* _Written request_: For this exercise, copy out each line of the material below that includes "данных".

* _Material for this task_:
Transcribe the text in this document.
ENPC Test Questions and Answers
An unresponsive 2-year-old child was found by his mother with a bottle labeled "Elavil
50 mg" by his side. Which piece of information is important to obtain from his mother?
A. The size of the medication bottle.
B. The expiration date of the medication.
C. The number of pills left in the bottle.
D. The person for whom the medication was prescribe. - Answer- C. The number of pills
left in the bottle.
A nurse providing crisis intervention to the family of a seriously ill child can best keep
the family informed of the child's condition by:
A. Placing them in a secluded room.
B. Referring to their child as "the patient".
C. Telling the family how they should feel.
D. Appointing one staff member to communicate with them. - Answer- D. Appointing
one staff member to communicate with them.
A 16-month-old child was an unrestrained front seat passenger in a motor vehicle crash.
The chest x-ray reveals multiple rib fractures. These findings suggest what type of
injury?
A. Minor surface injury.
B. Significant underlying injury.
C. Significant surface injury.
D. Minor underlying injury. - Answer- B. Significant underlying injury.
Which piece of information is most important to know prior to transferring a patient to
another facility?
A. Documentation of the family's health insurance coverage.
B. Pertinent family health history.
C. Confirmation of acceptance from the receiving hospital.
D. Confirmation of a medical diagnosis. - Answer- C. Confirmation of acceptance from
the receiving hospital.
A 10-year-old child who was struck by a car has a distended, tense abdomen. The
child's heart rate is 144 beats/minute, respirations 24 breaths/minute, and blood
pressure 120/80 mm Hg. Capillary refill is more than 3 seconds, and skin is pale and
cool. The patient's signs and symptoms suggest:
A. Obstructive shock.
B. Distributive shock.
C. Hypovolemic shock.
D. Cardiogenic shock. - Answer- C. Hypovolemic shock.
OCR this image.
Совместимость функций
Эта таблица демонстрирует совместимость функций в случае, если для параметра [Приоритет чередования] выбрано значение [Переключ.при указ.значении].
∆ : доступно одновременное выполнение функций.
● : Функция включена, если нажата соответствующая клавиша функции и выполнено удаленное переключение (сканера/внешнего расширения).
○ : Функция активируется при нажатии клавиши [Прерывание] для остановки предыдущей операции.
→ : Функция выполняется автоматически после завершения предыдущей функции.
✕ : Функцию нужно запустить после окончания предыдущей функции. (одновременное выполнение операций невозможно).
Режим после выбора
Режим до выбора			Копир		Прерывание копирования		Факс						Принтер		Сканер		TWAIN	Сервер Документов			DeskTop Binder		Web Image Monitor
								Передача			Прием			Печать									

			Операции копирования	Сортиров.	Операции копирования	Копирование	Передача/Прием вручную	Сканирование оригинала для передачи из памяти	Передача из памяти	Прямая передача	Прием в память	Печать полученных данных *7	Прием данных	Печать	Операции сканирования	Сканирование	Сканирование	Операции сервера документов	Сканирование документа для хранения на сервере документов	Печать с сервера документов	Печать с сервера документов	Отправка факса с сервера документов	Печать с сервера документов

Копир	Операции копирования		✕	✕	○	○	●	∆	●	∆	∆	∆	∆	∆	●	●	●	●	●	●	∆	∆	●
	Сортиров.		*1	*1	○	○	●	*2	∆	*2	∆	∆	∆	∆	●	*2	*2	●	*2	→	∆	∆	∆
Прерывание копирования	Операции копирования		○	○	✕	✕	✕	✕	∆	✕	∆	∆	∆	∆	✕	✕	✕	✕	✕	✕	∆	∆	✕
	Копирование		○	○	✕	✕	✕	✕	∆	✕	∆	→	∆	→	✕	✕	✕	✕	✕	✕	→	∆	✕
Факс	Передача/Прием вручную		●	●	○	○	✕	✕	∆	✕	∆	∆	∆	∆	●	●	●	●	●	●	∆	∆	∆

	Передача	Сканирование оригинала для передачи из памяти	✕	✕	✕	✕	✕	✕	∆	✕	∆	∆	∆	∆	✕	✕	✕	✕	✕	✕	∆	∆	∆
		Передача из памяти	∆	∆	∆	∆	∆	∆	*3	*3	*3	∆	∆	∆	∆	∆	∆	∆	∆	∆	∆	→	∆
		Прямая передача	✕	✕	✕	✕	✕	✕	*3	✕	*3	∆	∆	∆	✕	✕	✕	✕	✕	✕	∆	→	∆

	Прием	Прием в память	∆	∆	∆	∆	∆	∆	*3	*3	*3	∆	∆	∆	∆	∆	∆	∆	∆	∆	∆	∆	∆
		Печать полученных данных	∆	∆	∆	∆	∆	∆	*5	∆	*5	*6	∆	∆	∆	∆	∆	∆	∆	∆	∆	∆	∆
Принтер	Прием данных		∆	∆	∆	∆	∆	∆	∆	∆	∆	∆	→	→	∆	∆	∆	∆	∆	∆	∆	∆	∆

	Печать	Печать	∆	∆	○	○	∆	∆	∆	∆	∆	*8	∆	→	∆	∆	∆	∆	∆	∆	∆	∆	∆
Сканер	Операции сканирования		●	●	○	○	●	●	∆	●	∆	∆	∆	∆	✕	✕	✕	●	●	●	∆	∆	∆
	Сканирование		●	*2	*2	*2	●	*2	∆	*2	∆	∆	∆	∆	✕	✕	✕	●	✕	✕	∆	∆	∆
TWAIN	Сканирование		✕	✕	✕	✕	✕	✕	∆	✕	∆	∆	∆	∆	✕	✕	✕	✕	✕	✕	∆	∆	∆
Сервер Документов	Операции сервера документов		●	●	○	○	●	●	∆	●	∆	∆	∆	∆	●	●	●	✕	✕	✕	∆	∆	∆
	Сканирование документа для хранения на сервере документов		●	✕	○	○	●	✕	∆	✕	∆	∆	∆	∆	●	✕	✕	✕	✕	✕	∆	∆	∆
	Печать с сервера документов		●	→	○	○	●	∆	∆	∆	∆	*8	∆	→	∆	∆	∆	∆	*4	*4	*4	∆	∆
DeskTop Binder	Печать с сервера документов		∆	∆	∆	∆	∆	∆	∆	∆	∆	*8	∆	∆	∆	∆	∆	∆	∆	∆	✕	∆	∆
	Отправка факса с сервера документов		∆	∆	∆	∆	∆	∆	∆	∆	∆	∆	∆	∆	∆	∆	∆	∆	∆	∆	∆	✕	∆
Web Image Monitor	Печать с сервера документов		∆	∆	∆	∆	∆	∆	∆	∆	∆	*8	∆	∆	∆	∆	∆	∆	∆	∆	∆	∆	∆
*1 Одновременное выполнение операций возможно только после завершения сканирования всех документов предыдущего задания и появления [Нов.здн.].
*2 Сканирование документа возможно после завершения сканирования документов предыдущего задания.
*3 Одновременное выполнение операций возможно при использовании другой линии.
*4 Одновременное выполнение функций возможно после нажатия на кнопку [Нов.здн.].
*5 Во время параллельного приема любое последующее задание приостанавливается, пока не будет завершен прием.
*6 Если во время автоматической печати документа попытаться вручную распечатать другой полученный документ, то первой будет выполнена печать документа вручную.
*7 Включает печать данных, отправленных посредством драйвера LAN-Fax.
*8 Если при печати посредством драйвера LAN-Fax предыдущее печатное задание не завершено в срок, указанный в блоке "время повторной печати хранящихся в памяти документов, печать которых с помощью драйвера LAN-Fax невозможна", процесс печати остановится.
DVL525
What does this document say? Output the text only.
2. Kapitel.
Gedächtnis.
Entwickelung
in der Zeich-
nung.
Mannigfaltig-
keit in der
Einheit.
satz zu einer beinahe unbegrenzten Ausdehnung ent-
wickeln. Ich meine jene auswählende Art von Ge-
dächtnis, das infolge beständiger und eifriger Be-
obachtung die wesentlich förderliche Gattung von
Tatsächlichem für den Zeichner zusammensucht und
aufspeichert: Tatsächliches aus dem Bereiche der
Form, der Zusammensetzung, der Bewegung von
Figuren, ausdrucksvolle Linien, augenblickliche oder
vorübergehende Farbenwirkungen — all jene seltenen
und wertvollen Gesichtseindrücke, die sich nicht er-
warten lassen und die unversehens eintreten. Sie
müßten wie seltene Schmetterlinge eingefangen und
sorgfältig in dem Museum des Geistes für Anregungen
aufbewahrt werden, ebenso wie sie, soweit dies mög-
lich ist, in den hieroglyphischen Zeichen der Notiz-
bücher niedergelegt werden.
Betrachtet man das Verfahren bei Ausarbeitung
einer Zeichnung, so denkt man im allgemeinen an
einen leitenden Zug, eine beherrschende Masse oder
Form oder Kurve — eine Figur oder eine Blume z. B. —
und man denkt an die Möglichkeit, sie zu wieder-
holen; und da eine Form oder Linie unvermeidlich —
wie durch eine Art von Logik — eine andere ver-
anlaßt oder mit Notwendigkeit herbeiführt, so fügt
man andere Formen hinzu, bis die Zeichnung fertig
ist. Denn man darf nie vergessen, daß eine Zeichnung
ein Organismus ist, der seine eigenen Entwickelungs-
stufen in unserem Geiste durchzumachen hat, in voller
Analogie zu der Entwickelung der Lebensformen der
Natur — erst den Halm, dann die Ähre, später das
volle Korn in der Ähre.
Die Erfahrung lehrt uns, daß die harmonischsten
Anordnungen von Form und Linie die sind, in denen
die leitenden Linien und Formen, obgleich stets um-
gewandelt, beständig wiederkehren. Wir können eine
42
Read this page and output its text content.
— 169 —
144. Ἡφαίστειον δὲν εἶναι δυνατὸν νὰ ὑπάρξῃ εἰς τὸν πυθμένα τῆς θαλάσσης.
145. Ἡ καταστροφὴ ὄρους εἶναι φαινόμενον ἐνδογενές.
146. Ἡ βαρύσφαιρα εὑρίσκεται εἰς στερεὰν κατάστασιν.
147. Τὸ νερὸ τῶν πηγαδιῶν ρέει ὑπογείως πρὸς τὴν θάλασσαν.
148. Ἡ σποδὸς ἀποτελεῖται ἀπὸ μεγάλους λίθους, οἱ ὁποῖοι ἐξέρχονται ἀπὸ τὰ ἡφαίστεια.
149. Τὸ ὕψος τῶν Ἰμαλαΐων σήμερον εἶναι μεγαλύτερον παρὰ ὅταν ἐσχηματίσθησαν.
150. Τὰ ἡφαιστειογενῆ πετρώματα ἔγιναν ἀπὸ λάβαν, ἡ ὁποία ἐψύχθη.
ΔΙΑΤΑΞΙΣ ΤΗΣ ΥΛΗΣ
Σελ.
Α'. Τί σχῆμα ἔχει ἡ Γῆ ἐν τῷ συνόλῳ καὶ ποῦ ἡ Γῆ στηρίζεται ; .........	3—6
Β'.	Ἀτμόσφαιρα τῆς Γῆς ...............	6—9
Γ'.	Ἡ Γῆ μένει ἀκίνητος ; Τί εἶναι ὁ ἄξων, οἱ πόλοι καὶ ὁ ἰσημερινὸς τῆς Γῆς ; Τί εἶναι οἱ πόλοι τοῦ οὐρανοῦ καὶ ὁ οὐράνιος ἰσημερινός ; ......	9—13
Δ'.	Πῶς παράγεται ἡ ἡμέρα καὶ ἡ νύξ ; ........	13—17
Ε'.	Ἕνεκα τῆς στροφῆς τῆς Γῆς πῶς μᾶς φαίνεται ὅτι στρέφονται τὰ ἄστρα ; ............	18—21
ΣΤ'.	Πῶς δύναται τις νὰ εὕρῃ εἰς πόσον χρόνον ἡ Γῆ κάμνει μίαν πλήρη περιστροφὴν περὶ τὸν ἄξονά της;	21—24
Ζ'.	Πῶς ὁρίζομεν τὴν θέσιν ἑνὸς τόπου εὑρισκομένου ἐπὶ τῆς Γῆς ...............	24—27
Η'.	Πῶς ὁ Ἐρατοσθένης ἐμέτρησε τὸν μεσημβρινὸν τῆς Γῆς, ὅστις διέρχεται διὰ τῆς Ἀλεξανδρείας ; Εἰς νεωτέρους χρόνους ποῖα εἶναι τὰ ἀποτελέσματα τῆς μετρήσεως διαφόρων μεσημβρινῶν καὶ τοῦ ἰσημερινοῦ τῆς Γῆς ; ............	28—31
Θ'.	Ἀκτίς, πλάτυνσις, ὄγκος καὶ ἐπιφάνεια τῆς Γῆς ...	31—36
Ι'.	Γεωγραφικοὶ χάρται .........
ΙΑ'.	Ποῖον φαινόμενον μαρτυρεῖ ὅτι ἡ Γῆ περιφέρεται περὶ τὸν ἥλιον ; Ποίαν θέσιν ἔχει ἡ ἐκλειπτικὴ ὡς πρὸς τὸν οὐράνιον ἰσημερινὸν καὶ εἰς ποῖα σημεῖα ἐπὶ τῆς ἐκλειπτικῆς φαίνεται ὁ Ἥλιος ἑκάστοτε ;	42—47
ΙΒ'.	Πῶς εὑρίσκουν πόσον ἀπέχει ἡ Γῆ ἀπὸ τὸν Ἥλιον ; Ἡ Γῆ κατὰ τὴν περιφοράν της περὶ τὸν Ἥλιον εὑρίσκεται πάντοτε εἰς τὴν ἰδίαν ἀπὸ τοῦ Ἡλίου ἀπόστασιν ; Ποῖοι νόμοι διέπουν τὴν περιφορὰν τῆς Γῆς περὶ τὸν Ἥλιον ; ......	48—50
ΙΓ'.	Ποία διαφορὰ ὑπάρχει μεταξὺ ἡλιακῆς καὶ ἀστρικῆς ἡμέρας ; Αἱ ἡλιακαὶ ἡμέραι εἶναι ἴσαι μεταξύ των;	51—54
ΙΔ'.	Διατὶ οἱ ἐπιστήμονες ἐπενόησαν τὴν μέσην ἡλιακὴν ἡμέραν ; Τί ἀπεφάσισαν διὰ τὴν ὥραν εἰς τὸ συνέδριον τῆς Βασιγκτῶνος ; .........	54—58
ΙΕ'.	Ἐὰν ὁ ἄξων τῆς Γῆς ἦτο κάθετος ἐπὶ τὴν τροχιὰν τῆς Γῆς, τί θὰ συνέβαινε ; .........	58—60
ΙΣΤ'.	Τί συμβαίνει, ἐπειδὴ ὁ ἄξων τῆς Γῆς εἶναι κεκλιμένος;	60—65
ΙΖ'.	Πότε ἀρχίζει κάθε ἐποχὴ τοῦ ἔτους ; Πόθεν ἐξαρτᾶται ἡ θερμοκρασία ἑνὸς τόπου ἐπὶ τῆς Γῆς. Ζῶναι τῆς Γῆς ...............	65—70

* _Solution_:
			Операции копирования	Сортиров.	Операции копирования	Копирование	Передача/Прием вручную	Сканирование оригинала для передачи из памяти	Передача из памяти	Прямая передача	Прием в память	Печать полученных данных *7	Прием данных	Печать	Операции сканирования	Сканирование	Сканирование	Операции сервера документов	Сканирование документа для хранения на сервере документов	Печать с сервера документов	Печать с сервера документов	Отправка факса с сервера документов	Печать с сервера документов
		Печать полученных данных	∆	∆	∆	∆	∆	∆	*5	∆	*5	*6	∆	∆	∆	∆	∆	∆	∆	∆	∆	∆	∆
Принтер	Прием данных		∆	∆	∆	∆	∆	∆	∆	∆	∆	∆	→	→	∆	∆	∆	∆	∆	∆	∆	∆	∆
*7 Включает печать данных, отправленных посредством драйвера LAN-Fax.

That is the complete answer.